* **Set problem**
Copy exactly the run of lines that begins at the line with "Read out every word on this page." and ends at the final line of the entries.

-----

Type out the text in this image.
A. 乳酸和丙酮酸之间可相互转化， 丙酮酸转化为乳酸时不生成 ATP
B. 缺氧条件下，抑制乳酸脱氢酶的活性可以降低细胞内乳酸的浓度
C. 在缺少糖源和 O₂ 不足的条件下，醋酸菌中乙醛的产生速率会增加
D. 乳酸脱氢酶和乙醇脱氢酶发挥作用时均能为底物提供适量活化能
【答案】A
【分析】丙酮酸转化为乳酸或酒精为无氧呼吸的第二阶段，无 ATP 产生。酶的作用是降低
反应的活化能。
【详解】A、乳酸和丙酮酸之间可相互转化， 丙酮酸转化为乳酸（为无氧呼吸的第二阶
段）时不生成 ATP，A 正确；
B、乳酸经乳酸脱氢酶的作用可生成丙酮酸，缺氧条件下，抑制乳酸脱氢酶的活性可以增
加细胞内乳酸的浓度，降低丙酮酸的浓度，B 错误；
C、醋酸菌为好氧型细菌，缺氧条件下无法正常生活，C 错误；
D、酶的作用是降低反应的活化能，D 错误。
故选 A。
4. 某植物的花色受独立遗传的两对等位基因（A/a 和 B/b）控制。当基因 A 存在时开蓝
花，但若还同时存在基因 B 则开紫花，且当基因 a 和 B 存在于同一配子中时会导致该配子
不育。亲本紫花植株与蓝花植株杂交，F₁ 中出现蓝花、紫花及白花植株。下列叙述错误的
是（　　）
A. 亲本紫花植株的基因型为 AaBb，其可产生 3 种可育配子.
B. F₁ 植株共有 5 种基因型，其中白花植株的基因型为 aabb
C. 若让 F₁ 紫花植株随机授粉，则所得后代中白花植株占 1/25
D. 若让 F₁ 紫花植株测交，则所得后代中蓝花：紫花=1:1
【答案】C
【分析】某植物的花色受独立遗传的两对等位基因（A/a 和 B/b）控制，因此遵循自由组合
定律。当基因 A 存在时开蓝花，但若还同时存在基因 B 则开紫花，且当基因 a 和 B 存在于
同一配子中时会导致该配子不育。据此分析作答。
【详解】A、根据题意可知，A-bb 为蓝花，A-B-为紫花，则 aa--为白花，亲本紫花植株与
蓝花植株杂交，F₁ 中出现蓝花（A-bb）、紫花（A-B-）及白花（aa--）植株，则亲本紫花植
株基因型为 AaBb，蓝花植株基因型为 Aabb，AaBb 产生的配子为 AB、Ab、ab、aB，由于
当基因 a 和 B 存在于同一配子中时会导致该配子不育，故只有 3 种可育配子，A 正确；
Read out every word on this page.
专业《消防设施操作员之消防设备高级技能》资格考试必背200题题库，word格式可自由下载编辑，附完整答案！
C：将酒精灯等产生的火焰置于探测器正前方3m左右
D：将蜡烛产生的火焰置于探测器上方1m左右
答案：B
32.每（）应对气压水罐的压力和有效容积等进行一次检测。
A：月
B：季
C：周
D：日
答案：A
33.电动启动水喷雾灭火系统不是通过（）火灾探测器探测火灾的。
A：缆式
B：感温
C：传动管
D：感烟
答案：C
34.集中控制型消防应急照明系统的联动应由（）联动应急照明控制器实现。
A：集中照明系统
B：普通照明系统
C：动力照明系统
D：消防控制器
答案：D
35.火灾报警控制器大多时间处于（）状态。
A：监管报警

-----

* **The response**
Read out every word on this page.
专业《消防设施操作员之消防设备高级技能》资格考试必背200题题库，word格式可自由下载编辑，附完整答案！
C：将酒精灯等产生的火焰置于探测器正前方3m左右
D：将蜡烛产生的火焰置于探测器上方1m左右
答案：B
32.每（）应对气压水罐的压力和有效容积等进行一次检测。
A：月
B：季
C：周
D：日
答案：A
33.电动启动水喷雾灭火系统不是通过（）火灾探测器探测火灾的。
A：缆式
B：感温
C：传动管
D：感烟
答案：C
34.集中控制型消防应急照明系统的联动应由（）联动应急照明控制器实现。
A：集中照明系统
B：普通照明系统
C：动力照明系统
D：消防控制器
答案：D
35.火灾报警控制器大多时间处于（）状态。
A：监管报警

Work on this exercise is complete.